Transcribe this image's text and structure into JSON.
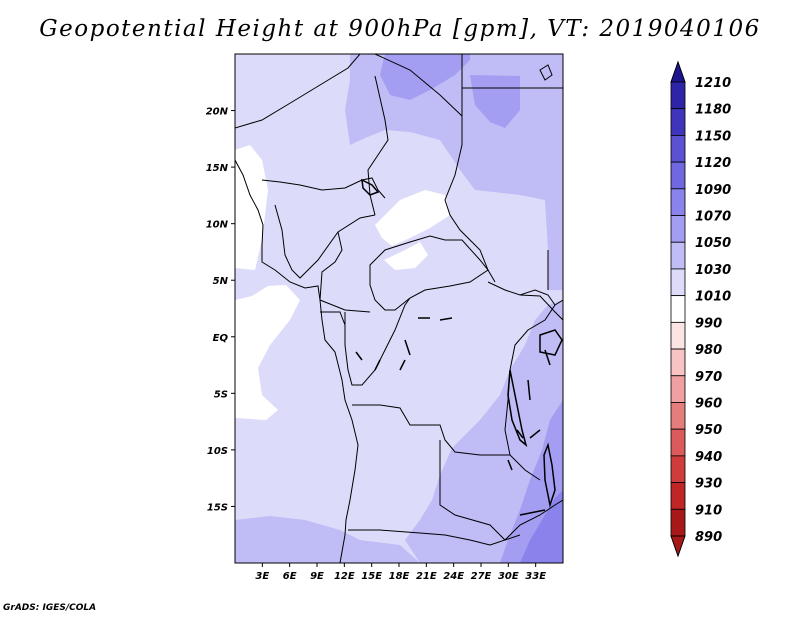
{
  "title": "Geopotential Height at 900hPa [gpm], VT: 2019040106",
  "credit": "GrADS: IGES/COLA",
  "colors": {
    "c1010": "#dcdcfa",
    "c1030": "#bfbcf6",
    "c1050": "#a39ef1",
    "c1070": "#8a83ec",
    "frame": "#000000"
  },
  "map": {
    "lon_range": [
      0,
      36
    ],
    "lat_range": [
      -20,
      25
    ],
    "lat_ticks": [
      {
        "lat": 20,
        "label": "20N"
      },
      {
        "lat": 15,
        "label": "15N"
      },
      {
        "lat": 10,
        "label": "10N"
      },
      {
        "lat": 5,
        "label": "5N"
      },
      {
        "lat": 0,
        "label": "EQ"
      },
      {
        "lat": -5,
        "label": "5S"
      },
      {
        "lat": -10,
        "label": "10S"
      },
      {
        "lat": -15,
        "label": "15S"
      }
    ],
    "lon_ticks": [
      {
        "lon": 3,
        "label": "3E"
      },
      {
        "lon": 6,
        "label": "6E"
      },
      {
        "lon": 9,
        "label": "9E"
      },
      {
        "lon": 12,
        "label": "12E"
      },
      {
        "lon": 15,
        "label": "15E"
      },
      {
        "lon": 18,
        "label": "18E"
      },
      {
        "lon": 21,
        "label": "21E"
      },
      {
        "lon": 24,
        "label": "24E"
      },
      {
        "lon": 27,
        "label": "27E"
      },
      {
        "lon": 30,
        "label": "30E"
      },
      {
        "lon": 33,
        "label": "33E"
      }
    ]
  },
  "colorbar": {
    "levels": [
      "1210",
      "1180",
      "1150",
      "1120",
      "1090",
      "1070",
      "1050",
      "1030",
      "1010",
      "990",
      "980",
      "970",
      "960",
      "950",
      "940",
      "930",
      "910",
      "890"
    ],
    "colors": [
      "#1e1690",
      "#2d24a8",
      "#3f35bd",
      "#5a52d2",
      "#7068e0",
      "#8a83ec",
      "#a39ef1",
      "#bfbcf6",
      "#dcdcfa",
      "#ffffff",
      "#fde4e4",
      "#f8c3c3",
      "#f0a0a0",
      "#e67d7d",
      "#dc5a5a",
      "#d03c3c",
      "#c02626",
      "#a81818"
    ]
  }
}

____________________

Copy out the data above exactly, except the pictures.

Response for this exercise:
Transcribe this image's text and structure into JSON.
{
  "title": "Geopotential Height at 900hPa [gpm], VT: 2019040106",
  "credit": "GrADS: IGES/COLA",
  "colors": {
    "c1010": "#dcdcfa",
    "c1030": "#bfbcf6",
    "c1050": "#a39ef1",
    "c1070": "#8a83ec",
    "frame": "#000000"
  },
  "map": {
    "lon_range": [
      0,
      36
    ],
    "lat_range": [
      -20,
      25
    ],
    "lat_ticks": [
      {
        "lat": 20,
        "label": "20N"
      },
      {
        "lat": 15,
        "label": "15N"
      },
      {
        "lat": 10,
        "label": "10N"
      },
      {
        "lat": 5,
        "label": "5N"
      },
      {
        "lat": 0,
        "label": "EQ"
      },
      {
        "lat": -5,
        "label": "5S"
      },
      {
        "lat": -10,
        "label": "10S"
      },
      {
        "lat": -15,
        "label": "15S"
      }
    ],
    "lon_ticks": [
      {
        "lon": 3,
        "label": "3E"
      },
      {
        "lon": 6,
        "label": "6E"
      },
      {
        "lon": 9,
        "label": "9E"
      },
      {
        "lon": 12,
        "label": "12E"
      },
      {
        "lon": 15,
        "label": "15E"
      },
      {
        "lon": 18,
        "label": "18E"
      },
      {
        "lon": 21,
        "label": "21E"
      },
      {
        "lon": 24,
        "label": "24E"
      },
      {
        "lon": 27,
        "label": "27E"
      },
      {
        "lon": 30,
        "label": "30E"
      },
      {
        "lon": 33,
        "label": "33E"
      }
    ]
  },
  "colorbar": {
    "levels": [
      "1210",
      "1180",
      "1150",
      "1120",
      "1090",
      "1070",
      "1050",
      "1030",
      "1010",
      "990",
      "980",
      "970",
      "960",
      "950",
      "940",
      "930",
      "910",
      "890"
    ],
    "colors": [
      "#1e1690",
      "#2d24a8",
      "#3f35bd",
      "#5a52d2",
      "#7068e0",
      "#8a83ec",
      "#a39ef1",
      "#bfbcf6",
      "#dcdcfa",
      "#ffffff",
      "#fde4e4",
      "#f8c3c3",
      "#f0a0a0",
      "#e67d7d",
      "#dc5a5a",
      "#d03c3c",
      "#c02626",
      "#a81818"
    ]
  }
}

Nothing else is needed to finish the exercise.